== What you should do ==
Can you find the lines of the listing that include "from" and copy every one?

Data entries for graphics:
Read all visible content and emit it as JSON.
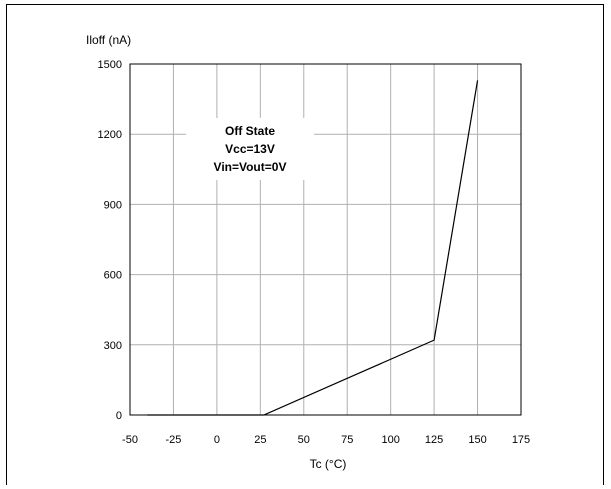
{
  "chart_data": {
    "type": "line",
    "title": "",
    "xlabel": "Tc (°C)",
    "ylabel": "Iloff (nA)",
    "xlim": [
      -50,
      175
    ],
    "ylim": [
      0,
      1500
    ],
    "xticks": [
      -50,
      -25,
      0,
      25,
      50,
      75,
      100,
      125,
      150,
      175
    ],
    "yticks": [
      0,
      300,
      600,
      900,
      1200,
      1500
    ],
    "grid": true,
    "series": [
      {
        "x": [
          -40,
          27,
          125,
          150
        ],
        "y": [
          0,
          0,
          320,
          1430
        ]
      }
    ],
    "annotation": [
      "Off State",
      "Vcc=13V",
      "Vin=Vout=0V"
    ],
    "colors": {
      "line": "#000000",
      "grid": "#b0b0b0",
      "axis": "#000000"
    }
  }
}
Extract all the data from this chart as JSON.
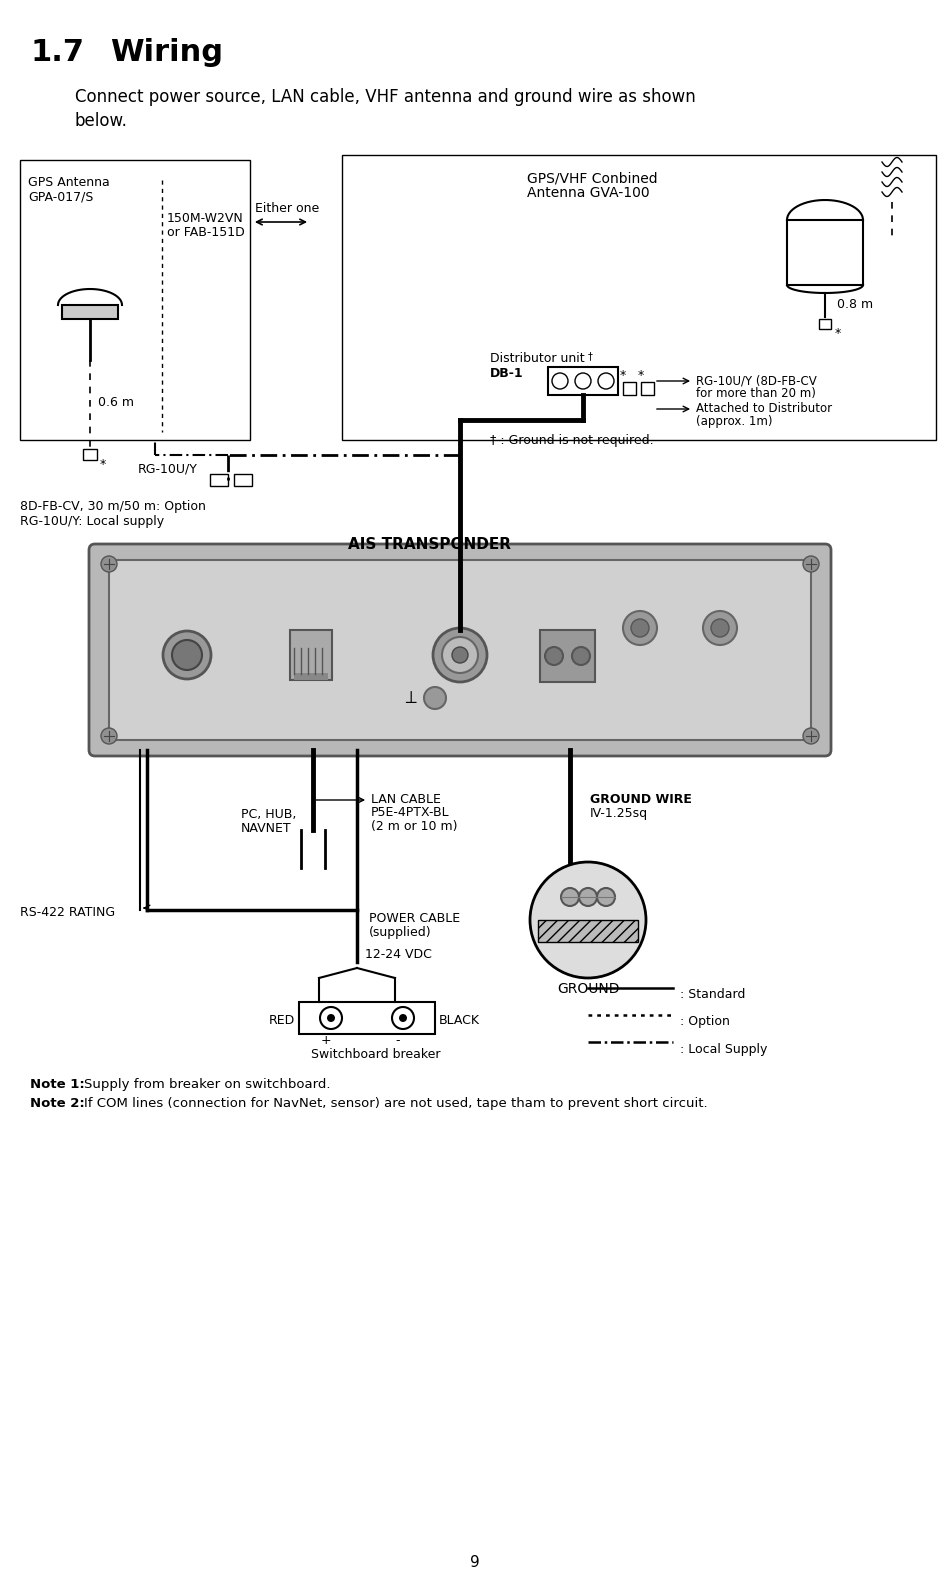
{
  "title_num": "1.7",
  "title_text": "Wiring",
  "subtitle1": "Connect power source, LAN cable, VHF antenna and ground wire as shown",
  "subtitle2": "below.",
  "note1_bold": "Note 1:",
  "note1_rest": " Supply from breaker on switchboard.",
  "note2_bold": "Note 2:",
  "note2_rest": " If COM lines (connection for NavNet, sensor) are not used, tape tham to prevent short circuit.",
  "page_number": "9",
  "bg_color": "#ffffff",
  "fig_width": 9.51,
  "fig_height": 15.81
}
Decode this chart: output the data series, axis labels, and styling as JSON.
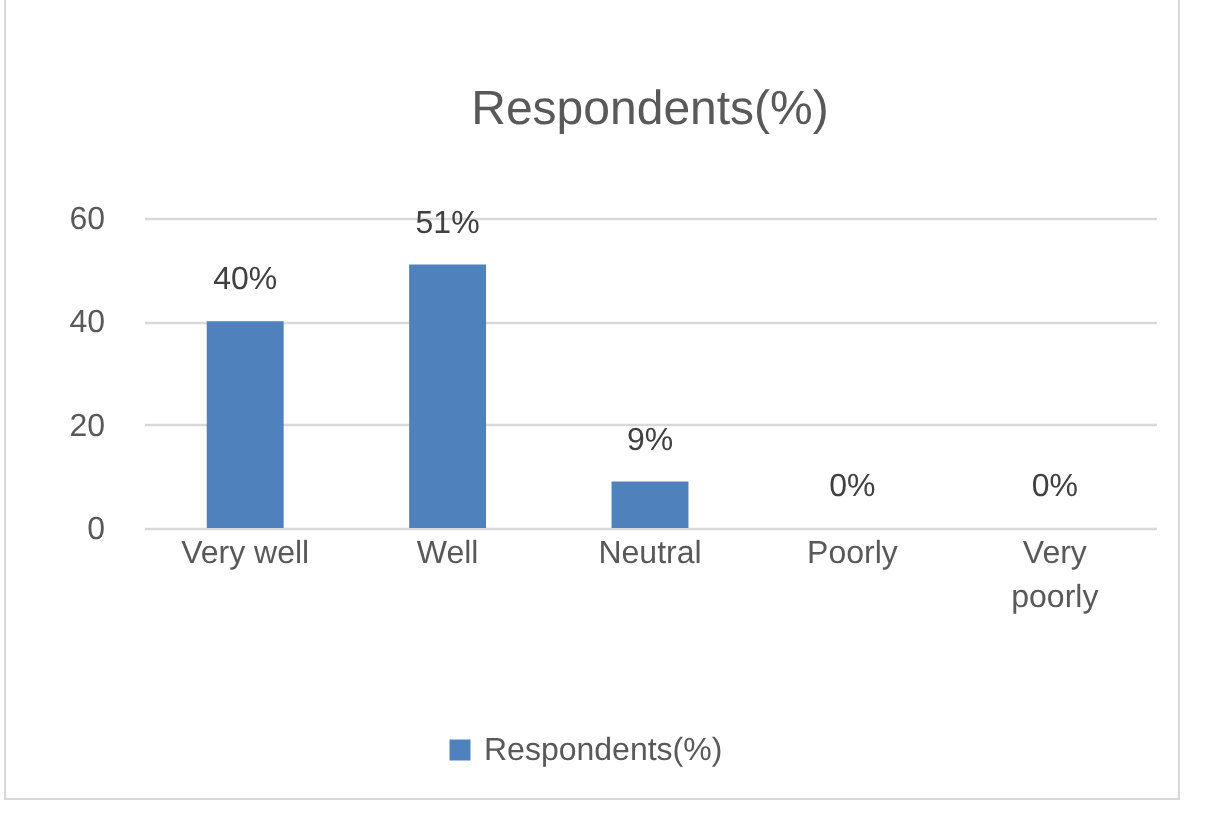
{
  "chart_data": {
    "type": "bar",
    "title": "Respondents(%)",
    "categories": [
      "Very well",
      "Well",
      "Neutral",
      "Poorly",
      "Very poorly"
    ],
    "series": [
      {
        "name": "Respondents(%)",
        "color": "#4f81bd",
        "values": [
          40,
          51,
          9,
          0,
          0
        ],
        "value_labels": [
          "40%",
          "51%",
          "9%",
          "0%",
          "0%"
        ]
      }
    ],
    "ylim": [
      0,
      60
    ],
    "yticks": [
      0,
      20,
      40,
      60
    ],
    "grid": "y",
    "legend": "bottom"
  }
}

== Expected answer ==
Extract all the data from this chart as JSON.
  "note1_rest": " Supply from breaker on switchboard.",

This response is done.